▸ WHAT THE TASK ASKS
Only lines holding the word "diagnostic" should be copied from the material.

▸ DATASET EXTRACT
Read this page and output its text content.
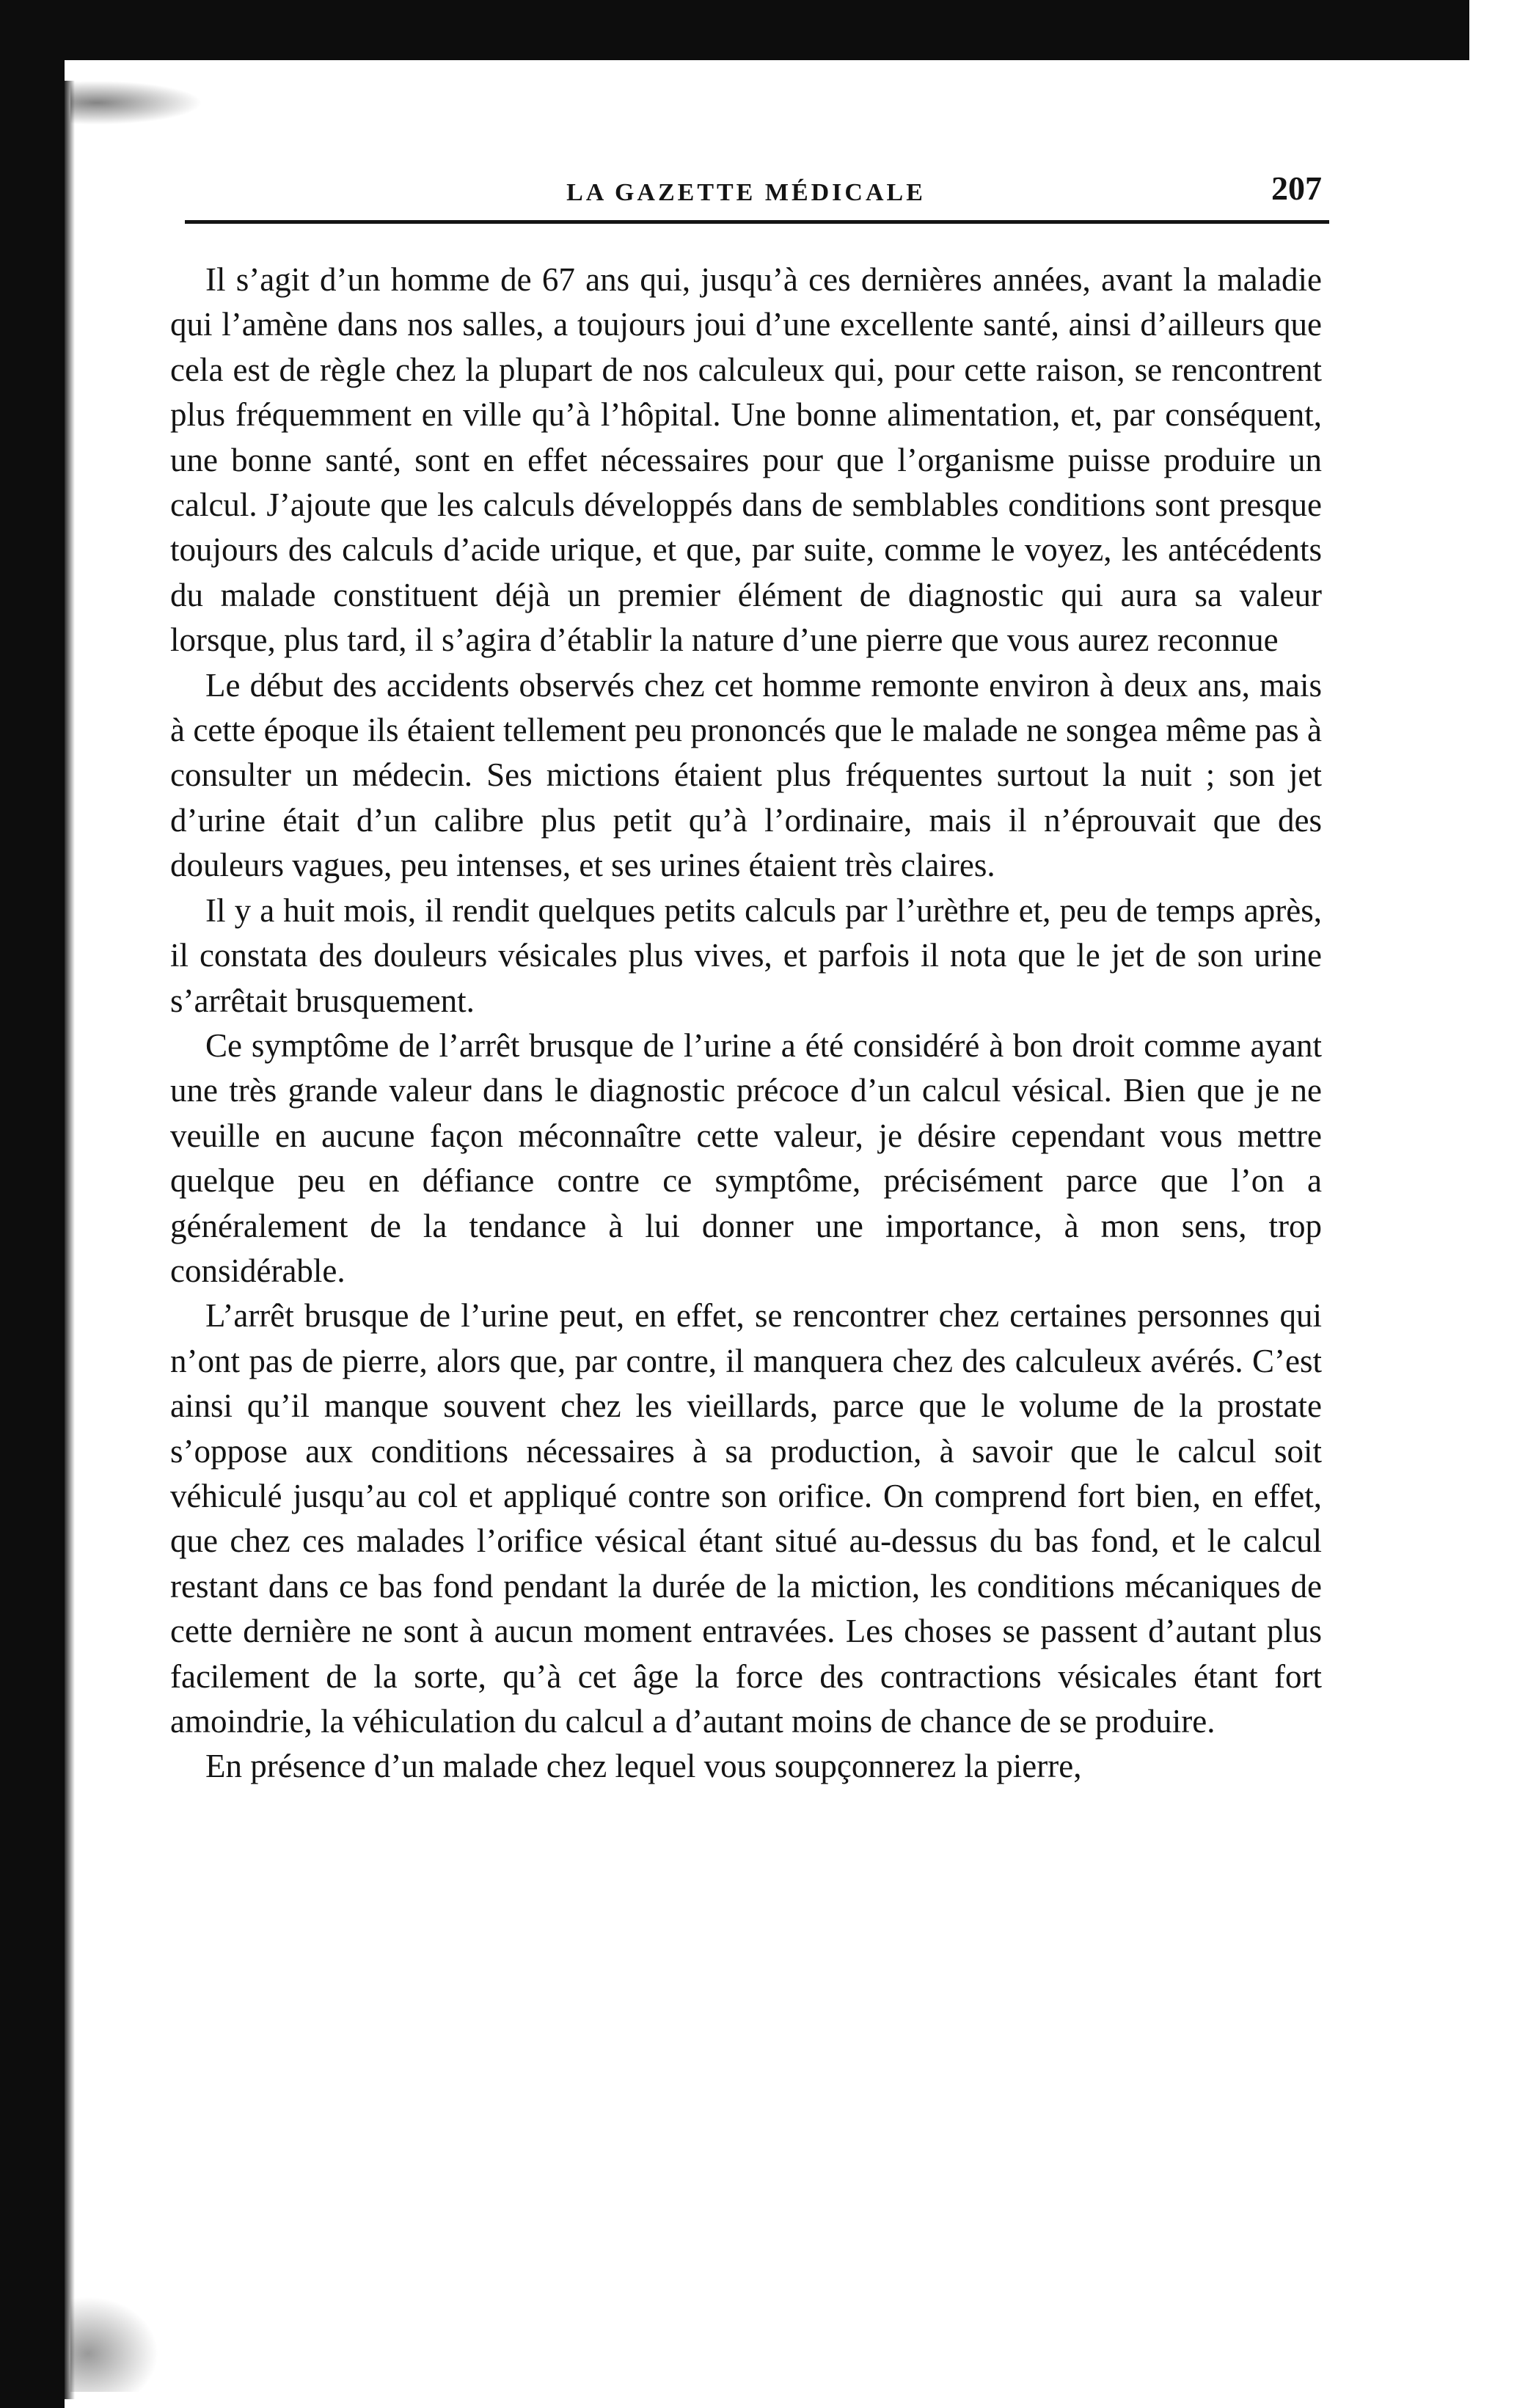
LA GAZETTE MÉDICALE	207

Il s’agit d’un homme de 67 ans qui, jusqu’à ces dernières années, avant la maladie qui l’amène dans nos salles, a toujours joui d’une excellente santé, ainsi d’ailleurs que cela est de règle chez la plupart de nos calculeux qui, pour cette raison, se rencontrent plus fréquemment en ville qu’à l’hôpital. Une bonne alimentation, et, par conséquent, une bonne santé, sont en effet nécessaires pour que l’organisme puisse produire un calcul. J’ajoute que les calculs développés dans de semblables conditions sont presque toujours des calculs d’acide urique, et que, par suite, comme le voyez, les antécédents du malade constituent déjà un premier élément de diagnostic qui aura sa valeur lorsque, plus tard, il s’agira d’établir la nature d’une pierre que vous aurez reconnue

Le début des accidents observés chez cet homme remonte environ à deux ans, mais à cette époque ils étaient tellement peu prononcés que le malade ne songea même pas à consulter un médecin. Ses mictions étaient plus fréquentes surtout la nuit ; son jet d’urine était d’un calibre plus petit qu’à l’ordinaire, mais il n’éprouvait que des douleurs vagues, peu intenses, et ses urines étaient très claires.

Il y a huit mois, il rendit quelques petits calculs par l’urèthre et, peu de temps après, il constata des douleurs vésicales plus vives, et parfois il nota que le jet de son urine s’arrêtait brusquement.

Ce symptôme de l’arrêt brusque de l’urine a été considéré à bon droit comme ayant une très grande valeur dans le diagnostic précoce d’un calcul vésical. Bien que je ne veuille en aucune façon méconnaître cette valeur, je désire cependant vous mettre quelque peu en défiance contre ce symptôme, précisément parce que l’on a généralement de la tendance à lui donner une importance, à mon sens, trop considérable.

L’arrêt brusque de l’urine peut, en effet, se rencontrer chez certaines personnes qui n’ont pas de pierre, alors que, par contre, il manquera chez des calculeux avérés. C’est ainsi qu’il manque souvent chez les vieillards, parce que le volume de la prostate s’oppose aux conditions nécessaires à sa production, à savoir que le calcul soit véhiculé jusqu’au col et appliqué contre son orifice. On comprend fort bien, en effet, que chez ces malades l’orifice vésical étant situé au-dessus du bas fond, et le calcul restant dans ce bas fond pendant la durée de la miction, les conditions mécaniques de cette dernière ne sont à aucun moment entravées. Les choses se passent d’autant plus facilement de la sorte, qu’à cet âge la force des contractions vésicales étant fort amoindrie, la véhiculation du calcul a d’autant moins de chance de se produire.

En présence d’un malade chez lequel vous soupçonnerez la pierre,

▸ EXERCISE OUTPUT
Il s’agit d’un homme de 67 ans qui, jusqu’à ces dernières années, avant la maladie qui l’amène dans nos salles, a toujours joui d’une excellente santé, ainsi d’ailleurs que cela est de règle chez la plupart de nos calculeux qui, pour cette raison, se rencontrent plus fréquemment en ville qu’à l’hôpital. Une bonne alimentation, et, par conséquent, une bonne santé, sont en effet nécessaires pour que l’organisme puisse produire un calcul. J’ajoute que les calculs développés dans de semblables conditions sont presque toujours des calculs d’acide urique, et que, par suite, comme le voyez, les antécédents du malade constituent déjà un premier élément de diagnostic qui aura sa valeur lorsque, plus tard, il s’agira d’établir la nature d’une pierre que vous aurez reconnue
Ce symptôme de l’arrêt brusque de l’urine a été considéré à bon droit comme ayant une très grande valeur dans le diagnostic précoce d’un calcul vésical. Bien que je ne veuille en aucune façon méconnaître cette valeur, je désire cependant vous mettre quelque peu en défiance contre ce symptôme, précisément parce que l’on a généralement de la tendance à lui donner une importance, à mon sens, trop considérable.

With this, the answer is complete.